THE TASK =
Format every line of the material from the one containing "table-cell: … xyxy=(671,327,701,346)" down to the one containing "table-cell: … xyxy=(305,422,332,441)", both included, as a JSON list of strings with one string per line and blank lines omitted. Include no other lines.

DATA LISTING =
****************

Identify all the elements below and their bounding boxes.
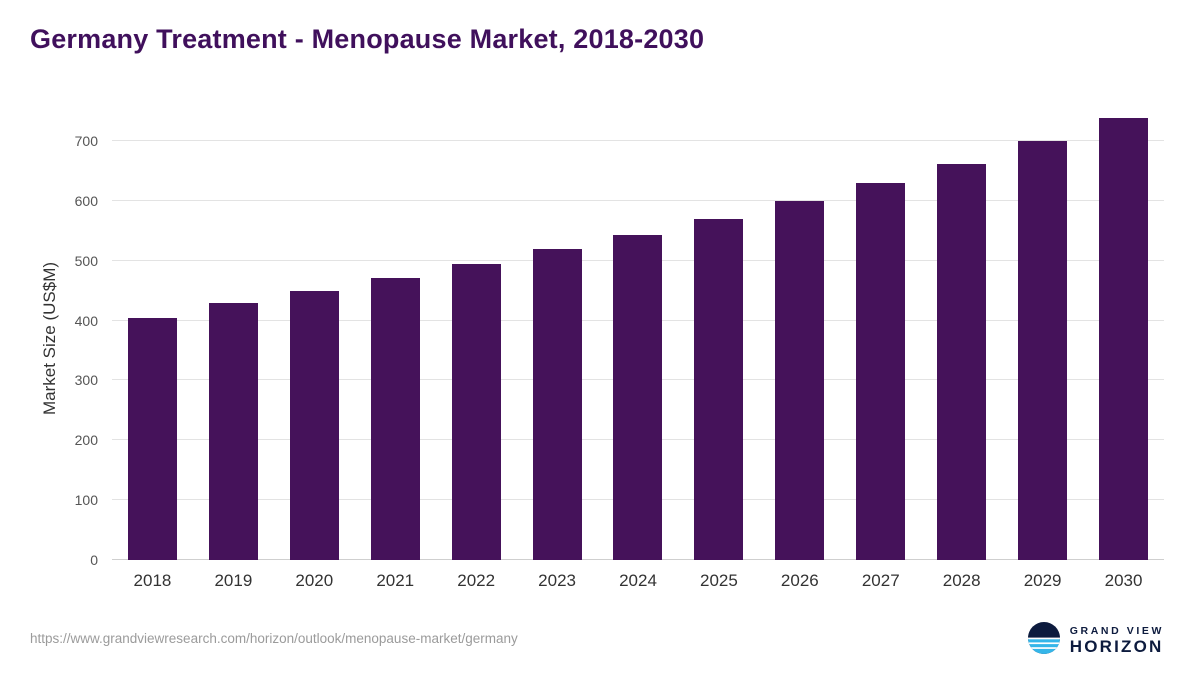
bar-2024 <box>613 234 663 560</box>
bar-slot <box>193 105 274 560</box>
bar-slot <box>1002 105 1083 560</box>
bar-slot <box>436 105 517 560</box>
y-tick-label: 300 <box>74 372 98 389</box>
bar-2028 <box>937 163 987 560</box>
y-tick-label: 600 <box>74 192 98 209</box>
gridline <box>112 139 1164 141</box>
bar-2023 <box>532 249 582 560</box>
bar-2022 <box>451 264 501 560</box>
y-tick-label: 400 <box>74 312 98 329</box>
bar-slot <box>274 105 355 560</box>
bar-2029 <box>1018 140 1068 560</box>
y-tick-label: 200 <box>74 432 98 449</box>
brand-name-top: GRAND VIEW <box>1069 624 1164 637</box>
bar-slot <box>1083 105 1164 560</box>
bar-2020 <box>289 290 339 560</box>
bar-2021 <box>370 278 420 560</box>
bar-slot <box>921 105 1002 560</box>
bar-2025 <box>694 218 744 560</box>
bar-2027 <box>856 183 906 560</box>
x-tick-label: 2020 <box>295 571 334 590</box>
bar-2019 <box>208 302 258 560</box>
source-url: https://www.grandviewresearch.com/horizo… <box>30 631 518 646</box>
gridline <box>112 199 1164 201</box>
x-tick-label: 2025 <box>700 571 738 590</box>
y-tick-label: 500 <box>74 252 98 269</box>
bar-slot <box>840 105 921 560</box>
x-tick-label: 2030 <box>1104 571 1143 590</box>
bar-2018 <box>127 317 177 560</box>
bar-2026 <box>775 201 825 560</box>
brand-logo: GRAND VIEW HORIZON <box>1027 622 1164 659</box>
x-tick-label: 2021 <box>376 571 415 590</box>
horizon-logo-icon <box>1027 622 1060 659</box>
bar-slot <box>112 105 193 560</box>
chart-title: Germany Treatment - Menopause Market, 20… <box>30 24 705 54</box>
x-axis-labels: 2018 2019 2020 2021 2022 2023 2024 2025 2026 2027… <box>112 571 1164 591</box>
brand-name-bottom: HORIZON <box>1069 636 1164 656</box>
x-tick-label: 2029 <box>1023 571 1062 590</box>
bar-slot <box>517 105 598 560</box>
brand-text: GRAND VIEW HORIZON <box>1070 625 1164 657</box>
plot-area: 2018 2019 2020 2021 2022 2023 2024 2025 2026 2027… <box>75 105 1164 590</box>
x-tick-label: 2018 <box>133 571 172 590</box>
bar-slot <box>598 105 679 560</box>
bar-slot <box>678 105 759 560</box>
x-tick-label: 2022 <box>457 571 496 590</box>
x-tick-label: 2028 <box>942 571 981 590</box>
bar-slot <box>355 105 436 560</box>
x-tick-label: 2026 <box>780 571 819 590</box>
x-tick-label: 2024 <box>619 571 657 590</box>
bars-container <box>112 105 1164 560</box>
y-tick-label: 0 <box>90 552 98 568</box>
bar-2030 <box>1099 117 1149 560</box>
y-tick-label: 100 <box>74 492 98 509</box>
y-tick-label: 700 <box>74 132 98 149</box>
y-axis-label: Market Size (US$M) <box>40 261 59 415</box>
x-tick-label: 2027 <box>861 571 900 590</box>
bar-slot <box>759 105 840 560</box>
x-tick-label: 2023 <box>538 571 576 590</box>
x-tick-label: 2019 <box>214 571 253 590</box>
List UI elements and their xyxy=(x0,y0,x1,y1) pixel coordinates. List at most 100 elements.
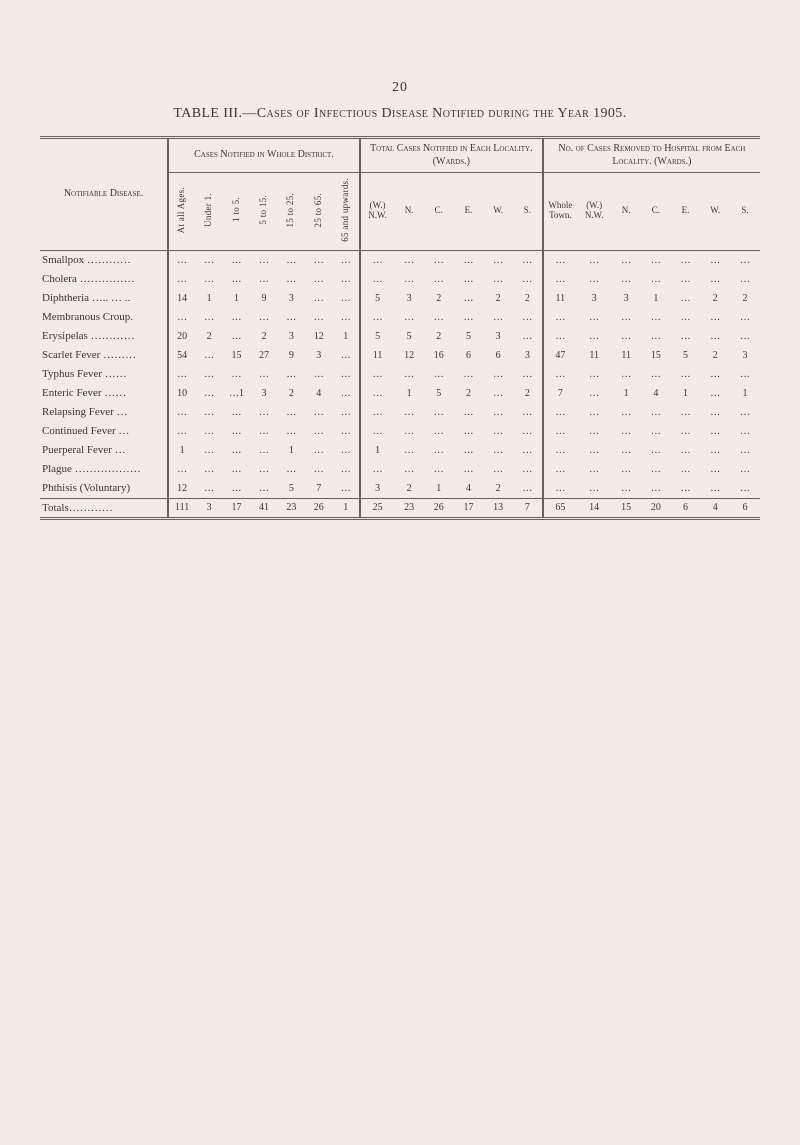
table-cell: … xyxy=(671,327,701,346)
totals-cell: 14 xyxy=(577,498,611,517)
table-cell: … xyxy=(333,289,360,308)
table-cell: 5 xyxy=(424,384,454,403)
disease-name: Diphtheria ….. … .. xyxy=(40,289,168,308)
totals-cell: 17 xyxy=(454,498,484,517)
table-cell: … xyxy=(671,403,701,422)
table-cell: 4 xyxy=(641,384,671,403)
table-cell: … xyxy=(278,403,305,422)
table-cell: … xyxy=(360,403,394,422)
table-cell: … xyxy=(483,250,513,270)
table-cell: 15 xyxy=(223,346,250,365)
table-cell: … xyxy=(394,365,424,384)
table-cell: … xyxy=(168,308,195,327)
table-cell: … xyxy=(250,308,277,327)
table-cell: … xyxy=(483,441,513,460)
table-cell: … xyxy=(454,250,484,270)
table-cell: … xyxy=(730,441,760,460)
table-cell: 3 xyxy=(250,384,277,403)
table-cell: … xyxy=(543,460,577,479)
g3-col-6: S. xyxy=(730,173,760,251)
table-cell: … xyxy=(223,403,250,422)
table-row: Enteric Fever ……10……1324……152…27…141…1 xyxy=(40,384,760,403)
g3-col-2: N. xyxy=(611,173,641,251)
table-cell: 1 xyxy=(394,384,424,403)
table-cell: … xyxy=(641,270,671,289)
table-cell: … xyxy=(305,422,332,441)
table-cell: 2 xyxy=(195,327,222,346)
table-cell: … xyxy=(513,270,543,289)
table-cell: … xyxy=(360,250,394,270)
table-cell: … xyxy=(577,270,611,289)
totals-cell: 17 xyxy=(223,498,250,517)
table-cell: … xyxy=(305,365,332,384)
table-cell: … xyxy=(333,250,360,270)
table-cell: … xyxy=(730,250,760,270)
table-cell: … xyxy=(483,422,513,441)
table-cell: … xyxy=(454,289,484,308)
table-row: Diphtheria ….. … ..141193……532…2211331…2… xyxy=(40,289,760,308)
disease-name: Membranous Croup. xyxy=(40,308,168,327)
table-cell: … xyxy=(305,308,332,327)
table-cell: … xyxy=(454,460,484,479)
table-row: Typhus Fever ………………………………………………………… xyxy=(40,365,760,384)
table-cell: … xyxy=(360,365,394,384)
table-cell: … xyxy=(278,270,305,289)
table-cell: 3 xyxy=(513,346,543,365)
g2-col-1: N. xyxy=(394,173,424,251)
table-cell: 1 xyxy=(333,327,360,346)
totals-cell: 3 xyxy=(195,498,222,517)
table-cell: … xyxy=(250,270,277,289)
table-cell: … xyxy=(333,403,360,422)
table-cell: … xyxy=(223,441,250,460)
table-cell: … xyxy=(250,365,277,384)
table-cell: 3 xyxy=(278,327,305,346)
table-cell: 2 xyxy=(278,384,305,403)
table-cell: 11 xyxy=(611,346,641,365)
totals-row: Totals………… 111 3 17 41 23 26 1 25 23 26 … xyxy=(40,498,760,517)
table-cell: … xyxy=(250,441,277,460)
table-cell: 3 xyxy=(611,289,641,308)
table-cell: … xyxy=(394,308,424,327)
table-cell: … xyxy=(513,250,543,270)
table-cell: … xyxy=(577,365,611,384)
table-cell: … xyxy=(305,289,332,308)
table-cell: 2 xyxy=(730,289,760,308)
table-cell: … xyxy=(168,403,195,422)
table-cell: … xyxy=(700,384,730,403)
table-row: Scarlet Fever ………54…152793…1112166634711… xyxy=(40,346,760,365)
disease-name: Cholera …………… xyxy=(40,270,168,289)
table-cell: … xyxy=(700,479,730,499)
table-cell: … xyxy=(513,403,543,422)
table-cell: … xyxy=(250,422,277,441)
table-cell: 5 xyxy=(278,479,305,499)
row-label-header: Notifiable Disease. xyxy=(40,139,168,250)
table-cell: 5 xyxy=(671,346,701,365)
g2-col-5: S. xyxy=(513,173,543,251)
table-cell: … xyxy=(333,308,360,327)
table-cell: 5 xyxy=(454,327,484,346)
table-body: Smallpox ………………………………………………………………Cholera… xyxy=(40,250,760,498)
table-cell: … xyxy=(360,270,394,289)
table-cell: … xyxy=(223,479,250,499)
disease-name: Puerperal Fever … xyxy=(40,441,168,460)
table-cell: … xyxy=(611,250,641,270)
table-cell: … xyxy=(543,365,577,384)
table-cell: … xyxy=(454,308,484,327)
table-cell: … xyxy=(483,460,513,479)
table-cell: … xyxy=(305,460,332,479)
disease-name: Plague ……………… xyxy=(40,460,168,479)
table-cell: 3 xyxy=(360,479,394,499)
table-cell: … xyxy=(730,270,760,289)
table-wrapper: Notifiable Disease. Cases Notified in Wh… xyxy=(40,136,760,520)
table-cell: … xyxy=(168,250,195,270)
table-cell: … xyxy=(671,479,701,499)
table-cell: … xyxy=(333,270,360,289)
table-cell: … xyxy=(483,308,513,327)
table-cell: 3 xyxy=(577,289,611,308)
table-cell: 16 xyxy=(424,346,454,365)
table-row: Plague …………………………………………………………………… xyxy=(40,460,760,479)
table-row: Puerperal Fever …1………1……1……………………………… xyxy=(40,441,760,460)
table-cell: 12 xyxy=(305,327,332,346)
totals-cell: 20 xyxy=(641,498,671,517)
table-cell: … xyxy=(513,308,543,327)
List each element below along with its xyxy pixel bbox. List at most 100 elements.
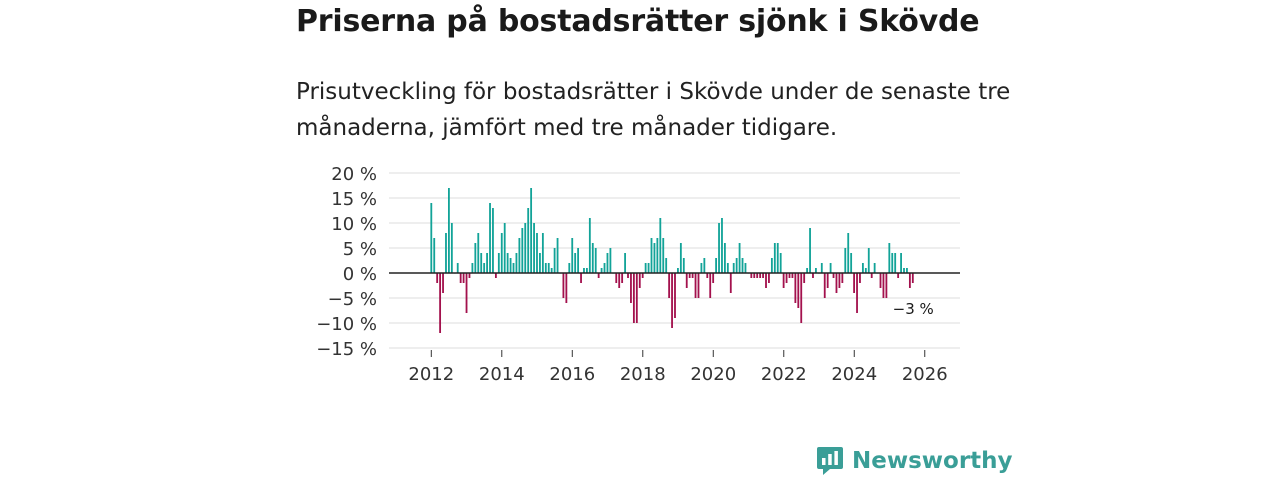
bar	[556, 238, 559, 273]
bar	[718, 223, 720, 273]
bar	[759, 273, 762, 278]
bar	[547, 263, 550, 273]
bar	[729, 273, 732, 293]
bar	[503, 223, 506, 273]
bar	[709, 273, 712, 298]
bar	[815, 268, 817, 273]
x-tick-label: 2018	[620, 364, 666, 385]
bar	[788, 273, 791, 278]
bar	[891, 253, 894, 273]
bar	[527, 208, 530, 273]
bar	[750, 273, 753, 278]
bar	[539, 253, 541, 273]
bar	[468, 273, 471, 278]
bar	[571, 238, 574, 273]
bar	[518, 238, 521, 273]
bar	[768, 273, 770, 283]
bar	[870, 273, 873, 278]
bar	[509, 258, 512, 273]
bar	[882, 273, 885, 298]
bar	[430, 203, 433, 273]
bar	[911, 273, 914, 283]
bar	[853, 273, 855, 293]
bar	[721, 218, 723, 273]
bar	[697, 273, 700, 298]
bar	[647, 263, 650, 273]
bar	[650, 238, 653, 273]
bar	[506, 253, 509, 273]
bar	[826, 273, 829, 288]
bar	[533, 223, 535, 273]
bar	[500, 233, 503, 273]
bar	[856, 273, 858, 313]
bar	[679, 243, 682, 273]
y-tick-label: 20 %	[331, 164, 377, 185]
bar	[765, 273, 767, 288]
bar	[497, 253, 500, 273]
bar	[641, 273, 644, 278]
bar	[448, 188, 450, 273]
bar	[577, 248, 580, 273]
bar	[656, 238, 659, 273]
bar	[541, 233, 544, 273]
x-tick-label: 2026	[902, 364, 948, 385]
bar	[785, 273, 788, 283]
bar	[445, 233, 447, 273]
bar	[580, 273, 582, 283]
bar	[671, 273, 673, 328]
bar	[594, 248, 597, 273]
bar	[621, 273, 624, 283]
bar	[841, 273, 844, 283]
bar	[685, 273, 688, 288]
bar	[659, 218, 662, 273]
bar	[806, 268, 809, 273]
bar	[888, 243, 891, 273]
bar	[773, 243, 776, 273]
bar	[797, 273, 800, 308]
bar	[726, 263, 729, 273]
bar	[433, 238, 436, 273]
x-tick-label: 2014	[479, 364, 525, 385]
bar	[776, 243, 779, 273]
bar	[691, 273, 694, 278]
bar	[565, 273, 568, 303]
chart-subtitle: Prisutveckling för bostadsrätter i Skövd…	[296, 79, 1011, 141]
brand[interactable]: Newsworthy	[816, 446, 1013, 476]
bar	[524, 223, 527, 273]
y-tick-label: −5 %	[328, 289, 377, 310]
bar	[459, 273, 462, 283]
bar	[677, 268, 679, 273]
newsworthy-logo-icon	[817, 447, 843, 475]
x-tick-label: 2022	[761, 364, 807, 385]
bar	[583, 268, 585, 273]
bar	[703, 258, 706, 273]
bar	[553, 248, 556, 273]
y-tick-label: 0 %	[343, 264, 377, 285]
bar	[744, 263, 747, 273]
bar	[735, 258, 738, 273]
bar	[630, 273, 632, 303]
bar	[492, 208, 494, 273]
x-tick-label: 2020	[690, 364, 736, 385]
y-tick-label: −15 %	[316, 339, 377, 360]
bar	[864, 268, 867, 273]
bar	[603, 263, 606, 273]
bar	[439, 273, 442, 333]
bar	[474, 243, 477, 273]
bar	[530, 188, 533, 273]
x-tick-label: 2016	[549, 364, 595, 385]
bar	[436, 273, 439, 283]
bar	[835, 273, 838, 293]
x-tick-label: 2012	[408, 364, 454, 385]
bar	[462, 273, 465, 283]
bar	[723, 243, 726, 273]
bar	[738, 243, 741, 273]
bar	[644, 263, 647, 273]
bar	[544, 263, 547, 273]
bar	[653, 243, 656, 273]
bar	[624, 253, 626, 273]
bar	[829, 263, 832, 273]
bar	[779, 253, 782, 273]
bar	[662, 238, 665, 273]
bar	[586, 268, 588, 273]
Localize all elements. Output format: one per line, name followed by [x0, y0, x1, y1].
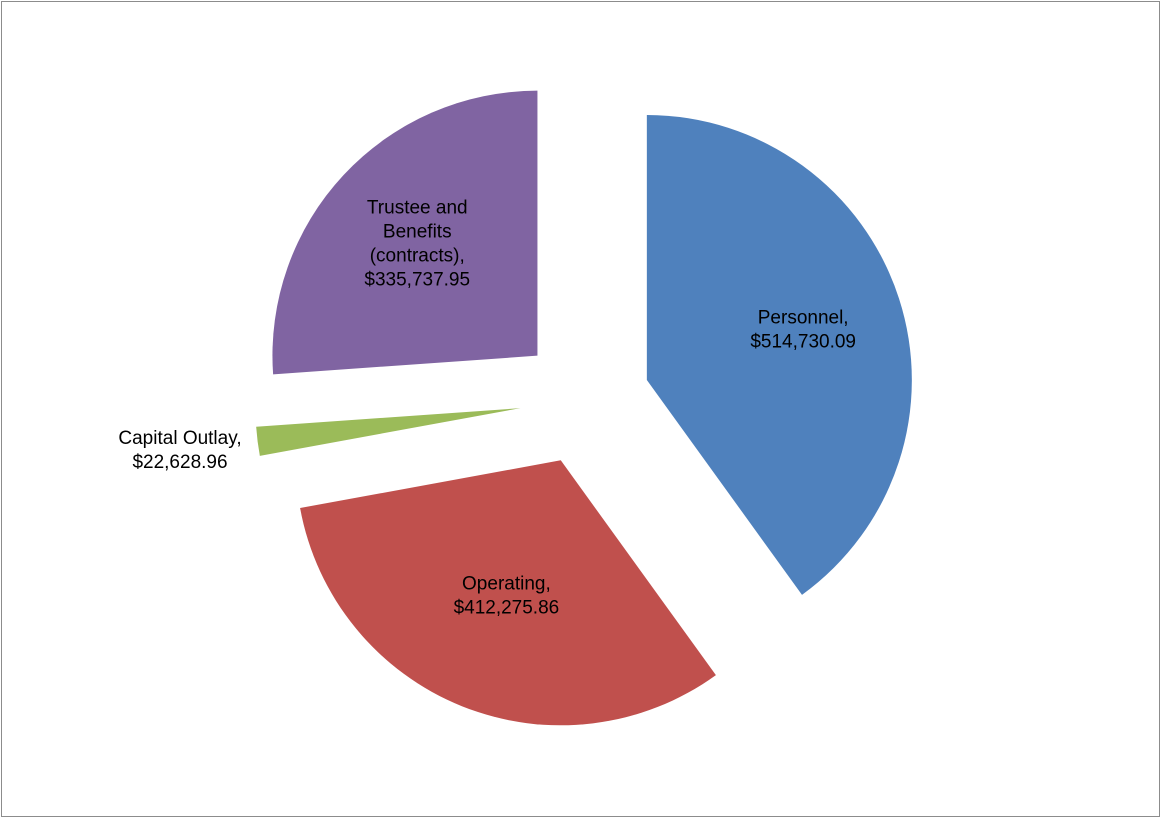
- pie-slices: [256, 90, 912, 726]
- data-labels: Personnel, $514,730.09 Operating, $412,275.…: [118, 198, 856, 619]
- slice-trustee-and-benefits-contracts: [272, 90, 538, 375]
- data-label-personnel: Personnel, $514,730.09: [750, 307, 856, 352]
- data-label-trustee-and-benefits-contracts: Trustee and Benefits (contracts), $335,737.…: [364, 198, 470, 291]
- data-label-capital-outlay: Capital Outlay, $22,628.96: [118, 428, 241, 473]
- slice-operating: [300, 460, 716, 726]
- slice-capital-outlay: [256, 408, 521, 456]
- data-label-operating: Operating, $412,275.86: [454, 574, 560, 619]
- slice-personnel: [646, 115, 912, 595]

****************

TASK RESPONSE =
[
  "table-cell: … xyxy=(671,327,701,346)",
  "totals-cell: 14 xyxy=(577,498,611,517)",
  "table-cell: … xyxy=(333,289,360,308)",
  "table-cell: 5 xyxy=(424,384,454,403)",
  "disease-name: Diphtheria ….. … .. xyxy=(40,289,168,308)",
  "totals-cell: 17 xyxy=(454,498,484,517)",
  "table-cell: … xyxy=(671,403,701,422)",
  "table-cell: 4 xyxy=(641,384,671,403)",
  "table-cell: … xyxy=(278,403,305,422)",
  "table-cell: … xyxy=(360,403,394,422)",
  "table-cell: … xyxy=(483,250,513,270)",
  "table-cell: 15 xyxy=(223,346,250,365)",
  "table-cell: … xyxy=(394,365,424,384)",
  "table-cell: … xyxy=(168,308,195,327)",
  "table-cell: … xyxy=(250,308,277,327)",
  "table-cell: … xyxy=(483,441,513,460)",
  "table-cell: … xyxy=(454,250,484,270)",
  "table-cell: … xyxy=(730,441,760,460)",
  "table-cell: 3 xyxy=(250,384,277,403)",
  "table-cell: … xyxy=(543,460,577,479)",
  "g3-col-6: S. xyxy=(730,173,760,251)",
  "table-cell: … xyxy=(223,403,250,422)",
  "table-row: Enteric Fever ……10……1324……152…27…141…1 xyxy=(40,384,760,403)",
  "g3-col-2: N. xyxy=(611,173,641,251)",
  "table-cell: 1 xyxy=(394,384,424,403)",
  "table-cell: … xyxy=(641,270,671,289)",
  "table-cell: … xyxy=(305,422,332,441)"
]